(Stored data)
========================================

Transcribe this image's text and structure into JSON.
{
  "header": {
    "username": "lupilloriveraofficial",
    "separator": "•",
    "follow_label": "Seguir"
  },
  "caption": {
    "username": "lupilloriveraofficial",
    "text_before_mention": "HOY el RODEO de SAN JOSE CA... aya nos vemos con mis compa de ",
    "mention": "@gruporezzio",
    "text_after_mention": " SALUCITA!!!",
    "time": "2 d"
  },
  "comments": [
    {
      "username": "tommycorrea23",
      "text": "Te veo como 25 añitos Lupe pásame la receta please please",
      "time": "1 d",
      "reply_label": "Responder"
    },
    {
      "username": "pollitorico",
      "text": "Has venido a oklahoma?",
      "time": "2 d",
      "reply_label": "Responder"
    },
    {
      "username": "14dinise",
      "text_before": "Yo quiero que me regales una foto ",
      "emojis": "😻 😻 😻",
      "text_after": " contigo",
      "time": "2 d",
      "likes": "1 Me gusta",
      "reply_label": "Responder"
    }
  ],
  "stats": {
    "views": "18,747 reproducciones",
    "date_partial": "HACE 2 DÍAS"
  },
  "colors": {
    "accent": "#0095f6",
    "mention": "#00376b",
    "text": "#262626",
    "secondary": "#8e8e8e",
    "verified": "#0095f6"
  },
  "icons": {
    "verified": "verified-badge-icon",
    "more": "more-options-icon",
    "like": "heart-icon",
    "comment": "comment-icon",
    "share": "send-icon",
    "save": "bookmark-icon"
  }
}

========================================

Copy out all the entries shown above, character for character.

Transcribe this image's text and structure into JSON.
{
  "header": {
    "username": "lupilloriveraofficial",
    "separator": "•",
    "follow_label": "Seguir"
  },
  "caption": {
    "username": "lupilloriveraofficial",
    "text_before_mention": "HOY el RODEO de SAN JOSE CA... aya nos vemos con mis compa de ",
    "mention": "@gruporezzio",
    "text_after_mention": " SALUCITA!!!",
    "time": "2 d"
  },
  "comments": [
    {
      "username": "tommycorrea23",
      "text": "Te veo como 25 añitos Lupe pásame la receta please please",
      "time": "1 d",
      "reply_label": "Responder"
    },
    {
      "username": "pollitorico",
      "text": "Has venido a oklahoma?",
      "time": "2 d",
      "reply_label": "Responder"
    },
    {
      "username": "14dinise",
      "text_before": "Yo quiero que me regales una foto ",
      "emojis": "😻 😻 😻",
      "text_after": " contigo",
      "time": "2 d",
      "likes": "1 Me gusta",
      "reply_label": "Responder"
    }
  ],
  "stats": {
    "views": "18,747 reproducciones",
    "date_partial": "HACE 2 DÍAS"
  },
  "colors": {
    "accent": "#0095f6",
    "mention": "#00376b",
    "text": "#262626",
    "secondary": "#8e8e8e",
    "verified": "#0095f6"
  },
  "icons": {
    "verified": "verified-badge-icon",
    "more": "more-options-icon",
    "like": "heart-icon",
    "comment": "comment-icon",
    "share": "send-icon",
    "save": "bookmark-icon"
  }
}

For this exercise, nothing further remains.